____ TEXT SEGMENT
Understanding how the engine evaluates rules is important for writing predictable policies.

Profile check — if the agent has a profile and the action is in deny → immediate DENY
Rate limit check — if any rate limit rule is exceeded → immediate DENY
Rules evaluated by severity — critical first, then high, medium, low
Within same severity — declaration order (position in the YAML file)
First DENY wins — engine short-circuits, no further rules evaluated
If no DENY — highest-tier REQUIRE_APPROVAL wins
If no DENY or APPROVAL — all REDACT decisions are merged
If nothing matches — default is ALLOW

Default is ALLOW

If no rule matches, the event is allowed. Guardrails add restrictions on top of your existing authorization layer — they don't replace it. Your auth system handles "who can do what." Guardrails handle "what should never happen."

Tips for Writing Good Policies¶

Start small. Begin with 3-5 critical rules (injection blocking, PII redaction, external communication approval). Add more as you learn what your agents actually do.

Use severity honestly. Critical means "if this fires, something dangerous was about to happen." Don't make everything critical — it dilutes the signal.

Name rules clearly. The rule name shows up in every decision and audit entry. block-prompt-injection is better than rule-1.
________
____ EXTRACTED INFORMATION
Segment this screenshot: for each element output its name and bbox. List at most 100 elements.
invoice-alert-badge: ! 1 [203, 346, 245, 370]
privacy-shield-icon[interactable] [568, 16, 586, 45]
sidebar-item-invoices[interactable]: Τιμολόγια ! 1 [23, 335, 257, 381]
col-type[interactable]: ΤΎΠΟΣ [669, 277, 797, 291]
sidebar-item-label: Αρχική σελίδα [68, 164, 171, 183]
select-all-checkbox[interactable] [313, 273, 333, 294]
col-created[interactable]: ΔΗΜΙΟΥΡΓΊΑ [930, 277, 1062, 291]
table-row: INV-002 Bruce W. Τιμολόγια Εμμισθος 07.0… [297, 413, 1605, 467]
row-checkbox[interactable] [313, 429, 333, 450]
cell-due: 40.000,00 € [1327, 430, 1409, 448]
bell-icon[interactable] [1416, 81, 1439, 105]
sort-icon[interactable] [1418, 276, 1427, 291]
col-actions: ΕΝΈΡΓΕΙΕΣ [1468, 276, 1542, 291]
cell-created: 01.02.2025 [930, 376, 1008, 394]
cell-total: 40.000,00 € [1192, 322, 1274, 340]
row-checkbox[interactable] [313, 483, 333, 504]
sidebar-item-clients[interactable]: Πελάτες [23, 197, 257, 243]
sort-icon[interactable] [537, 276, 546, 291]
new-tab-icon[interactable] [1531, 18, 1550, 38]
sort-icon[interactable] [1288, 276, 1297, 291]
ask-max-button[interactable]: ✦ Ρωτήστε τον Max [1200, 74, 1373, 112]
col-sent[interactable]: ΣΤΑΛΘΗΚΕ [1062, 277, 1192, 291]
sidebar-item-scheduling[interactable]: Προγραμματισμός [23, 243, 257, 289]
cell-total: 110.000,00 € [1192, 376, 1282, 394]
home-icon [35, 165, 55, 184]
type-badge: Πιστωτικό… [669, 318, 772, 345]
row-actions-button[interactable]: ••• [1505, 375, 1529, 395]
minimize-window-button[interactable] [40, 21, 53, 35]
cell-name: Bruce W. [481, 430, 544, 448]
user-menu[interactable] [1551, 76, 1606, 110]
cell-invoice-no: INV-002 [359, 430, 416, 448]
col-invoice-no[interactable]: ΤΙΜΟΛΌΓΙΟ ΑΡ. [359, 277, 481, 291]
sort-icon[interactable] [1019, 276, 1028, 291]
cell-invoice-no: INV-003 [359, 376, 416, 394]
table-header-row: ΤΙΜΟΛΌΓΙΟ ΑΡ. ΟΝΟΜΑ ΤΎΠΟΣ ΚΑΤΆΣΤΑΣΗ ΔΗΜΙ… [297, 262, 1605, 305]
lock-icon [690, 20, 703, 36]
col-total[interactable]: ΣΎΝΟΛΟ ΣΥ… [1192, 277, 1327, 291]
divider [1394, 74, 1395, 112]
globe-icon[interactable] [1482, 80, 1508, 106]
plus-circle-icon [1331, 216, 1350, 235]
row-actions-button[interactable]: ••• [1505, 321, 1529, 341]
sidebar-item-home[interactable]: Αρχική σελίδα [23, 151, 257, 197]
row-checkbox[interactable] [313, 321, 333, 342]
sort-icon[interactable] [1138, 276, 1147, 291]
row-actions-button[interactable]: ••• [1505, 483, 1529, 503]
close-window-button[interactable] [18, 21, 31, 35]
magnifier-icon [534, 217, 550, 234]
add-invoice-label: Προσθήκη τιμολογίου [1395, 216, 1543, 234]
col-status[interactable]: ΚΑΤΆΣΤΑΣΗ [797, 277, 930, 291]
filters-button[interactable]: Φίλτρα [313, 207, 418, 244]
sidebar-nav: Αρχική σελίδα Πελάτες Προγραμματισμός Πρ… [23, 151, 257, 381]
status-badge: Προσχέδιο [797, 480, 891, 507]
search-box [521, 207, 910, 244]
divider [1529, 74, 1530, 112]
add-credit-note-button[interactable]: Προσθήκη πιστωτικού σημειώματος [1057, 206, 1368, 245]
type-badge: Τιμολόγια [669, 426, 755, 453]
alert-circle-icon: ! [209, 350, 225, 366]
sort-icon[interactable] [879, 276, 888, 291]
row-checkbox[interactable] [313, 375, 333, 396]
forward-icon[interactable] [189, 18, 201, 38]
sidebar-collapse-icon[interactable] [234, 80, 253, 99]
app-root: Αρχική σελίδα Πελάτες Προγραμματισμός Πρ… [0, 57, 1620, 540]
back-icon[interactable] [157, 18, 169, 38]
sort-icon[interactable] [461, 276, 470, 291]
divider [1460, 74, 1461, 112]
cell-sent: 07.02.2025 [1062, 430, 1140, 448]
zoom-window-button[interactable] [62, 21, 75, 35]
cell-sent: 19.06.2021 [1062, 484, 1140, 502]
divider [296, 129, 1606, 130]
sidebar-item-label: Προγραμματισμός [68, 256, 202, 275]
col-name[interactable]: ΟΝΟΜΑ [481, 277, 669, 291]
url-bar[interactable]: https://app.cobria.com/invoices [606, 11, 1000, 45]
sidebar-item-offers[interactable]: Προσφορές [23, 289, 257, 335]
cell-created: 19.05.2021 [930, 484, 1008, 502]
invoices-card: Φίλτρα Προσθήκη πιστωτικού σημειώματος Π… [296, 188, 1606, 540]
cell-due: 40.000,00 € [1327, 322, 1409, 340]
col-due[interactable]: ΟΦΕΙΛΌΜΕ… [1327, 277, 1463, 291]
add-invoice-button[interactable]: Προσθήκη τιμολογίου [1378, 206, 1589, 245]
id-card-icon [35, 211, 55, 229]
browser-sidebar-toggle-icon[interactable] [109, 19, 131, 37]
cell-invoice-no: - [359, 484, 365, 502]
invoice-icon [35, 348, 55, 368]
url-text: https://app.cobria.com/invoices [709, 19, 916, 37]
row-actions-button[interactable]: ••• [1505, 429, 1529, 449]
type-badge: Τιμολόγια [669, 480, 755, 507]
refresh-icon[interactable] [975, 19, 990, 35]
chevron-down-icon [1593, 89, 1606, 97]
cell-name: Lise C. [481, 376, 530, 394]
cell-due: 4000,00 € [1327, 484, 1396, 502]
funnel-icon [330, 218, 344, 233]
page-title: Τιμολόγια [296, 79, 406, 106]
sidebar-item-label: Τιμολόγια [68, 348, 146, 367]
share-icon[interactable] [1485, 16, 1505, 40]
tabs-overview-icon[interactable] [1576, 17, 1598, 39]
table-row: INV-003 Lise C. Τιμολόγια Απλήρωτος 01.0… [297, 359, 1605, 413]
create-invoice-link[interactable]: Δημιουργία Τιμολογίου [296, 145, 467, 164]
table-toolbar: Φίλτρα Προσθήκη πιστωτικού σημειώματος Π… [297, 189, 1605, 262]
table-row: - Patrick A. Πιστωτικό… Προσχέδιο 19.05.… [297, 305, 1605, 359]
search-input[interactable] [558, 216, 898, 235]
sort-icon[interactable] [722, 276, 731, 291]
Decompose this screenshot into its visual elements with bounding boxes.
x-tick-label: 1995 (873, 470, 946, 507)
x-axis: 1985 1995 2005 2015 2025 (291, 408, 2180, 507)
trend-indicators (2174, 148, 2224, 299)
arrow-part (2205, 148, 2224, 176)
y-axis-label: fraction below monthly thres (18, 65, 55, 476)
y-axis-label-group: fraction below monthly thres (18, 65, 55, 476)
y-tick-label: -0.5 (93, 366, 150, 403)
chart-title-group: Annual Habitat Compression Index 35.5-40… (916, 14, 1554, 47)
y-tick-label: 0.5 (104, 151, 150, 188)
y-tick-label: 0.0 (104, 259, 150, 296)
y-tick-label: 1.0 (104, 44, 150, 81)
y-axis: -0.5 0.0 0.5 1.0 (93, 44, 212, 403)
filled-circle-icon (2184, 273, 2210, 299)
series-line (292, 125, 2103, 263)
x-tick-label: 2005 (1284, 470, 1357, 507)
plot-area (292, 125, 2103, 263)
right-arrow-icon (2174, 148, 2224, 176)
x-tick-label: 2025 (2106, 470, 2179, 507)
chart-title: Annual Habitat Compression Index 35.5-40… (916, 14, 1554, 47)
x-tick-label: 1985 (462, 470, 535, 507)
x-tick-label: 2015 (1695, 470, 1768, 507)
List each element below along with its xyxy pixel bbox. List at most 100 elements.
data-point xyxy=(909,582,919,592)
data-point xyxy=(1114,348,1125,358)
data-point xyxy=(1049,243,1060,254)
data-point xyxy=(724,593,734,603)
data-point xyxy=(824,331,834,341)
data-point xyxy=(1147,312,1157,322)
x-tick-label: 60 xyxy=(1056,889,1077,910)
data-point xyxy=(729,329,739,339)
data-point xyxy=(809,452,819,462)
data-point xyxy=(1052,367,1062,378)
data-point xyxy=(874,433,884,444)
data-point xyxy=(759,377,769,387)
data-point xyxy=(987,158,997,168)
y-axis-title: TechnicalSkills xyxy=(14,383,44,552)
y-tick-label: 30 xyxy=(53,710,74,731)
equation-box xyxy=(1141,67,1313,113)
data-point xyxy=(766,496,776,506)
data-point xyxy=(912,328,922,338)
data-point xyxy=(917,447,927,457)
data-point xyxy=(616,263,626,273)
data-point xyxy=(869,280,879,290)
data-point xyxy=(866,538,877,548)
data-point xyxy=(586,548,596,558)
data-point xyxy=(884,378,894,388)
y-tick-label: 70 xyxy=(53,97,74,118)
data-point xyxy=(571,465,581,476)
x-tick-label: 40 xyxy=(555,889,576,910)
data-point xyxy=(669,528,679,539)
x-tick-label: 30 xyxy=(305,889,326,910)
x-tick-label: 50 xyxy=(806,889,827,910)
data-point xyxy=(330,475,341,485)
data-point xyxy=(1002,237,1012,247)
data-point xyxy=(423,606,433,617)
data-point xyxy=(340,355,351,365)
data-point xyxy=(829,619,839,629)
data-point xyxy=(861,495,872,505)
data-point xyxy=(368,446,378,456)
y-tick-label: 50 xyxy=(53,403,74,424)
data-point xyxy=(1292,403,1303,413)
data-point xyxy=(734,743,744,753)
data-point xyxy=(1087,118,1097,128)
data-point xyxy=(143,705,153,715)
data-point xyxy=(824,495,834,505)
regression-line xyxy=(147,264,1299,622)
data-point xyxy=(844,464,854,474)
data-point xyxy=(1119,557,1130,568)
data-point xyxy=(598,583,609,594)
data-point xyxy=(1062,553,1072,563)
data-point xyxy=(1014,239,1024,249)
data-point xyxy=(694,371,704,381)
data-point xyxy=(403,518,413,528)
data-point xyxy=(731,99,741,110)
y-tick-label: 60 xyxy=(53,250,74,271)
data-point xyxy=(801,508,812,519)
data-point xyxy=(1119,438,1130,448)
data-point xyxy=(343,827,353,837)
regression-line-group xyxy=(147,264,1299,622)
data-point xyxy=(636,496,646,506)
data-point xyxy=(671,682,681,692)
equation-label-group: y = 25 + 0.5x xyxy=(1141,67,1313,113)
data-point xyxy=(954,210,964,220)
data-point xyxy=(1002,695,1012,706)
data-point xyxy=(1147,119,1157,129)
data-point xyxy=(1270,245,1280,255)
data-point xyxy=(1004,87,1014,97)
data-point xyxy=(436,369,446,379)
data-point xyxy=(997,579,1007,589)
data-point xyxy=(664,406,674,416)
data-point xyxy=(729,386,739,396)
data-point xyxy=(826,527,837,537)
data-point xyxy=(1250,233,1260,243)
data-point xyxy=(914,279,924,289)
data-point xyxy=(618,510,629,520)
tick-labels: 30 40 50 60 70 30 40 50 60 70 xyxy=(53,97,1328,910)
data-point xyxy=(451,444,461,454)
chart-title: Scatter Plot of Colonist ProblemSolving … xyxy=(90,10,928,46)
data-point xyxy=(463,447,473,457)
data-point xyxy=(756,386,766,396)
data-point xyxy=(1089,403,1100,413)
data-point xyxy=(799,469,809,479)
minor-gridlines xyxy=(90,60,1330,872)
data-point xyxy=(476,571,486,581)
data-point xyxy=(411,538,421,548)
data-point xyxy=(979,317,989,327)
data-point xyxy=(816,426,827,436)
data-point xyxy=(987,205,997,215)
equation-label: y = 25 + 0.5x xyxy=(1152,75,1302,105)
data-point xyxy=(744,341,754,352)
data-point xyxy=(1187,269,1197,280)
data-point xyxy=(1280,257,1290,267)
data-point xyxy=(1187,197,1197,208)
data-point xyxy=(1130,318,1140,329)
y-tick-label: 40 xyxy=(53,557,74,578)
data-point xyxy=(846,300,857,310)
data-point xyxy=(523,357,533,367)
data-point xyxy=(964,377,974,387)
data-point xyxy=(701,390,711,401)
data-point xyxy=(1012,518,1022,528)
________
## WHAT THIS TASK INVOLVES:
Extract the portion of the policy evaluation text between "Start small. Begin" and "dilutes the signal.", inclusive. The rows have no connection to the policy evaluation text.

## TASK OUTPUT:
Start small. Begin with 3-5 critical rules (injection blocking, PII redaction, external communication approval). Add more as you learn what your agents actually do.

Use severity honestly. Critical means "if this fires, something dangerous was about to happen." Don't make everything critical — it dilutes the signal.